The records that follow must all be duplicated exactly.
───
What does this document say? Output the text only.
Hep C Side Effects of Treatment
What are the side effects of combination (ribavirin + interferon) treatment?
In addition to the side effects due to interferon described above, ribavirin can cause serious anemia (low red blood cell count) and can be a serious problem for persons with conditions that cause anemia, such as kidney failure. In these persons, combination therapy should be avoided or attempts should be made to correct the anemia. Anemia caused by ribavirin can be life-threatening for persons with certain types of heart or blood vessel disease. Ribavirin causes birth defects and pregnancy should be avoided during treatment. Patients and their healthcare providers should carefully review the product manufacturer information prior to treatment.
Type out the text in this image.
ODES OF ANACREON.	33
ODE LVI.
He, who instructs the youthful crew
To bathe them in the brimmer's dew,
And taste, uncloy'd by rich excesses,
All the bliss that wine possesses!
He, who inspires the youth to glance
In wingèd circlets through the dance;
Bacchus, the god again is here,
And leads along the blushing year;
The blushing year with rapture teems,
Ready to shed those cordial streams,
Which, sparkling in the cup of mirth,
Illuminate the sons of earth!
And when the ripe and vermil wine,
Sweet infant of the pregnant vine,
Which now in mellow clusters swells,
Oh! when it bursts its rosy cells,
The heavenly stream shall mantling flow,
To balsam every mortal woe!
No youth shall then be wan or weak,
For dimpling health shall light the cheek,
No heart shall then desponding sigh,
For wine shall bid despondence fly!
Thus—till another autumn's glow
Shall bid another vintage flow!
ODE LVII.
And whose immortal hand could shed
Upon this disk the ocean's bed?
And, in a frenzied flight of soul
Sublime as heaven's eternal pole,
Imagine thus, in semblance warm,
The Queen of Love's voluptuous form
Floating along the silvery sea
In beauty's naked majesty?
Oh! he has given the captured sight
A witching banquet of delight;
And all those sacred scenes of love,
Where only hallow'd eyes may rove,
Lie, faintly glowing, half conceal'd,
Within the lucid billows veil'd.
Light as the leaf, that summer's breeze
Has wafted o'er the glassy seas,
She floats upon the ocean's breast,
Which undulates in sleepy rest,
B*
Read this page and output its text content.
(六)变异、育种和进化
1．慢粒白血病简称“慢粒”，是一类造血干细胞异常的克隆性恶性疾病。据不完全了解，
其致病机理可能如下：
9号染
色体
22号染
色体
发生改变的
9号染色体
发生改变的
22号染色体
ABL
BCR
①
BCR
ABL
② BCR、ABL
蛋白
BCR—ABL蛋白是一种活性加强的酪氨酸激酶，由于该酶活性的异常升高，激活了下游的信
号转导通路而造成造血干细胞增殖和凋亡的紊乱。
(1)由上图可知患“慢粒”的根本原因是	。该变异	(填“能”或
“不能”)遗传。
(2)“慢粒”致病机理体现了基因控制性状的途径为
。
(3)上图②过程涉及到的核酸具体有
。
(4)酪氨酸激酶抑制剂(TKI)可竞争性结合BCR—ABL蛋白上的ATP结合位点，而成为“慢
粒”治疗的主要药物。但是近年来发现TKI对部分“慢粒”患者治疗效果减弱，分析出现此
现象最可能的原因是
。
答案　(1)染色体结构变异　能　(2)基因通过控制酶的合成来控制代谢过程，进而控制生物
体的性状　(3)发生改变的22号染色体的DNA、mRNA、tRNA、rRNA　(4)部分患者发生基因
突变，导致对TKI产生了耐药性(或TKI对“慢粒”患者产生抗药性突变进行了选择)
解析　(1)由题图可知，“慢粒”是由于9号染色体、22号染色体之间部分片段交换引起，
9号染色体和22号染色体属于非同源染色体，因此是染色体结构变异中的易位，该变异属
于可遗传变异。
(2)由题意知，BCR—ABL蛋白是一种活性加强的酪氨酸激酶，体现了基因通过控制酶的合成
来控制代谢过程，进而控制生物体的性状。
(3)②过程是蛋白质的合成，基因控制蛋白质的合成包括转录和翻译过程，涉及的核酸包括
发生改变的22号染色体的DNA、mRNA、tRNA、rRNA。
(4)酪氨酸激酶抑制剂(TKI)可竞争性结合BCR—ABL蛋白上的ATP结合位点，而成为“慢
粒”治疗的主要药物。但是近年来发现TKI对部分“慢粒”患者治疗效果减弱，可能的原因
───
Response box ->
What does this document say? Output the text only.
Hep C Side Effects of Treatment
What are the side effects of combination (ribavirin + interferon) treatment?
In addition to the side effects due to interferon described above, ribavirin can cause serious anemia (low red blood cell count) and can be a serious problem for persons with conditions that cause anemia, such as kidney failure. In these persons, combination therapy should be avoided or attempts should be made to correct the anemia. Anemia caused by ribavirin can be life-threatening for persons with certain types of heart or blood vessel disease. Ribavirin causes birth defects and pregnancy should be avoided during treatment. Patients and their healthcare providers should carefully review the product manufacturer information prior to treatment.
Type out the text in this image.
ODES OF ANACREON.	33
ODE LVI.
He, who instructs the youthful crew
To bathe them in the brimmer's dew,
And taste, uncloy'd by rich excesses,
All the bliss that wine possesses!
He, who inspires the youth to glance
In wingèd circlets through the dance;
Bacchus, the god again is here,
And leads along the blushing year;
The blushing year with rapture teems,
Ready to shed those cordial streams,
Which, sparkling in the cup of mirth,
Illuminate the sons of earth!
And when the ripe and vermil wine,
Sweet infant of the pregnant vine,
Which now in mellow clusters swells,
Oh! when it bursts its rosy cells,
The heavenly stream shall mantling flow,
To balsam every mortal woe!
No youth shall then be wan or weak,
For dimpling health shall light the cheek,
No heart shall then desponding sigh,
For wine shall bid despondence fly!
Thus—till another autumn's glow
Shall bid another vintage flow!
ODE LVII.
And whose immortal hand could shed
Upon this disk the ocean's bed?
And, in a frenzied flight of soul
Sublime as heaven's eternal pole,
Imagine thus, in semblance warm,
The Queen of Love's voluptuous form
Floating along the silvery sea
In beauty's naked majesty?
Oh! he has given the captured sight
A witching banquet of delight;
And all those sacred scenes of love,
Where only hallow'd eyes may rove,
Lie, faintly glowing, half conceal'd,
Within the lucid billows veil'd.
Light as the leaf, that summer's breeze
Has wafted o'er the glassy seas,
She floats upon the ocean's breast,
Which undulates in sleepy rest,
B*
Read this page and output its text content.
(六)变异、育种和进化
1．慢粒白血病简称“慢粒”，是一类造血干细胞异常的克隆性恶性疾病。据不完全了解，
其致病机理可能如下：
9号染
色体
22号染
色体
发生改变的
9号染色体
发生改变的
22号染色体
ABL
BCR
①
BCR
ABL
② BCR、ABL
蛋白
BCR—ABL蛋白是一种活性加强的酪氨酸激酶，由于该酶活性的异常升高，激活了下游的信
号转导通路而造成造血干细胞增殖和凋亡的紊乱。
(1)由上图可知患“慢粒”的根本原因是	。该变异	(填“能”或
“不能”)遗传。
(2)“慢粒”致病机理体现了基因控制性状的途径为
。
(3)上图②过程涉及到的核酸具体有
。
(4)酪氨酸激酶抑制剂(TKI)可竞争性结合BCR—ABL蛋白上的ATP结合位点，而成为“慢
粒”治疗的主要药物。但是近年来发现TKI对部分“慢粒”患者治疗效果减弱，分析出现此
现象最可能的原因是
。
答案　(1)染色体结构变异　能　(2)基因通过控制酶的合成来控制代谢过程，进而控制生物
体的性状　(3)发生改变的22号染色体的DNA、mRNA、tRNA、rRNA　(4)部分患者发生基因
突变，导致对TKI产生了耐药性(或TKI对“慢粒”患者产生抗药性突变进行了选择)
解析　(1)由题图可知，“慢粒”是由于9号染色体、22号染色体之间部分片段交换引起，
9号染色体和22号染色体属于非同源染色体，因此是染色体结构变异中的易位，该变异属
于可遗传变异。
(2)由题意知，BCR—ABL蛋白是一种活性加强的酪氨酸激酶，体现了基因通过控制酶的合成
来控制代谢过程，进而控制生物体的性状。
(3)②过程是蛋白质的合成，基因控制蛋白质的合成包括转录和翻译过程，涉及的核酸包括
发生改变的22号染色体的DNA、mRNA、tRNA、rRNA。
(4)酪氨酸激酶抑制剂(TKI)可竞争性结合BCR—ABL蛋白上的ATP结合位点，而成为“慢
粒”治疗的主要药物。但是近年来发现TKI对部分“慢粒”患者治疗效果减弱，可能的原因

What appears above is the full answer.